--- Data for the task ---
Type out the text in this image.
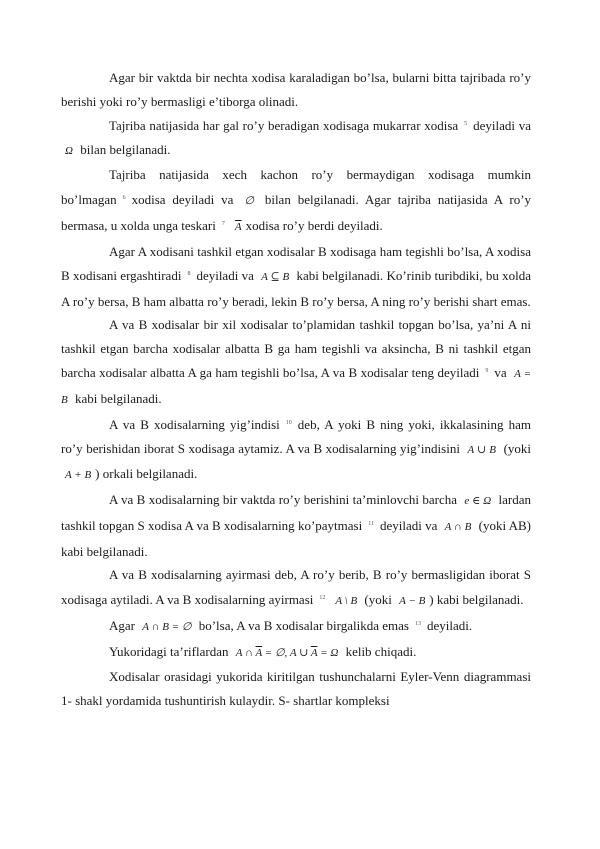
Agar bir vaktda bir nechta xodisa karaladigan bo’lsa, bularni bitta tajribada ro’y berishi yoki ro’y bermasligi e’tiborga olinadi.

Tajriba natijasida har gal ro’y beradigan xodisaga mukarrar xodisa $^5$ deyiladi va Ω bilan belgilanadi.

Tajriba natijasida xech kachon ro’y bermaydigan xodisaga mumkin bo’lmagan $^6$ xodisa deyiladi va ∅ bilan belgilanadi. Agar tajriba natijasida A ro’y bermasa, u xolda unga teskari $^7$ $\overline{A}$ xodisa ro’y berdi deyiladi.

Agar A xodisani tashkil etgan xodisalar B xodisaga ham tegishli bo’lsa, A xodisa B xodisani ergashtiradi $^8$ deyiladi va A ⊆ B kabi belgilanadi. Ko’rinib turibdiki, bu xolda A ro’y bersa, B ham albatta ro’y beradi, lekin B ro’y bersa, A ning ro’y berishi shart emas.

A va B xodisalar bir xil xodisalar to’plamidan tashkil topgan bo’lsa, ya’ni A ni tashkil etgan barcha xodisalar albatta B ga ham tegishli va aksincha, B ni tashkil etgan barcha xodisalar albatta A ga ham tegishli bo’lsa, A va B xodisalar teng deyiladi $^9$ va A = B kabi belgilanadi.

A va B xodisalarning yig’indisi $^{10}$ deb, A yoki B ning yoki, ikkalasining ham ro’y berishidan iborat S xodisaga aytamiz. A va B xodisalarning yig’indisini A ∪ B (yoki A + B ) orkali belgilanadi.

A va B xodisalarning bir vaktda ro’y berishini ta’minlovchi barcha e ∈ Ω lardan tashkil topgan S xodisa A va B xodisalarning ko’paytmasi $^{11}$ deyiladi va A ∩ B (yoki AB) kabi belgilanadi.

A va B xodisalarning ayirmasi deb, A ro’y berib, B ro’y bermasligidan iborat S xodisaga aytiladi. A va B xodisalarning ayirmasi $^{12}$ A \ B (yoki A − B ) kabi belgilanadi.

Agar A ∩ B = ∅ bo’lsa, A va B xodisalar birgalikda emas $^{13}$ deyiladi.

Yukoridagi ta’riflardan A ∩ $\overline{A}$ = ∅, A ∪ $\overline{A} = \Omega$ kelib chiqadi.

Xodisalar orasidagi yukorida kiritilgan tushunchalarni Eyler-Venn diagrammasi 1- shakl yordamida tushuntirish kulaydir. S- shartlar kompleksi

--- Written request ---
Quote every record above exactly, leaving out the pictures.

--- The solution ---
Type out the text in this image.
Agar bir vaktda bir nechta xodisa karaladigan bo’lsa, bularni bitta tajribada ro’y berishi yoki ro’y bermasligi e’tiborga olinadi.

Tajriba natijasida har gal ro’y beradigan xodisaga mukarrar xodisa $^5$ deyiladi va Ω bilan belgilanadi.

Tajriba natijasida xech kachon ro’y bermaydigan xodisaga mumkin bo’lmagan $^6$ xodisa deyiladi va ∅ bilan belgilanadi. Agar tajriba natijasida A ro’y bermasa, u xolda unga teskari $^7$ $\overline{A}$ xodisa ro’y berdi deyiladi.

Agar A xodisani tashkil etgan xodisalar B xodisaga ham tegishli bo’lsa, A xodisa B xodisani ergashtiradi $^8$ deyiladi va A ⊆ B kabi belgilanadi. Ko’rinib turibdiki, bu xolda A ro’y bersa, B ham albatta ro’y beradi, lekin B ro’y bersa, A ning ro’y berishi shart emas.

A va B xodisalar bir xil xodisalar to’plamidan tashkil topgan bo’lsa, ya’ni A ni tashkil etgan barcha xodisalar albatta B ga ham tegishli va aksincha, B ni tashkil etgan barcha xodisalar albatta A ga ham tegishli bo’lsa, A va B xodisalar teng deyiladi $^9$ va A = B kabi belgilanadi.

A va B xodisalarning yig’indisi $^{10}$ deb, A yoki B ning yoki, ikkalasining ham ro’y berishidan iborat S xodisaga aytamiz. A va B xodisalarning yig’indisini A ∪ B (yoki A + B ) orkali belgilanadi.

A va B xodisalarning bir vaktda ro’y berishini ta’minlovchi barcha e ∈ Ω lardan tashkil topgan S xodisa A va B xodisalarning ko’paytmasi $^{11}$ deyiladi va A ∩ B (yoki AB) kabi belgilanadi.

A va B xodisalarning ayirmasi deb, A ro’y berib, B ro’y bermasligidan iborat S xodisaga aytiladi. A va B xodisalarning ayirmasi $^{12}$ A \ B (yoki A − B ) kabi belgilanadi.

Agar A ∩ B = ∅ bo’lsa, A va B xodisalar birgalikda emas $^{13}$ deyiladi.

Yukoridagi ta’riflardan A ∩ $\overline{A}$ = ∅, A ∪ $\overline{A} = \Omega$ kelib chiqadi.

Xodisalar orasidagi yukorida kiritilgan tushunchalarni Eyler-Venn diagrammasi 1- shakl yordamida tushuntirish kulaydir. S- shartlar kompleksi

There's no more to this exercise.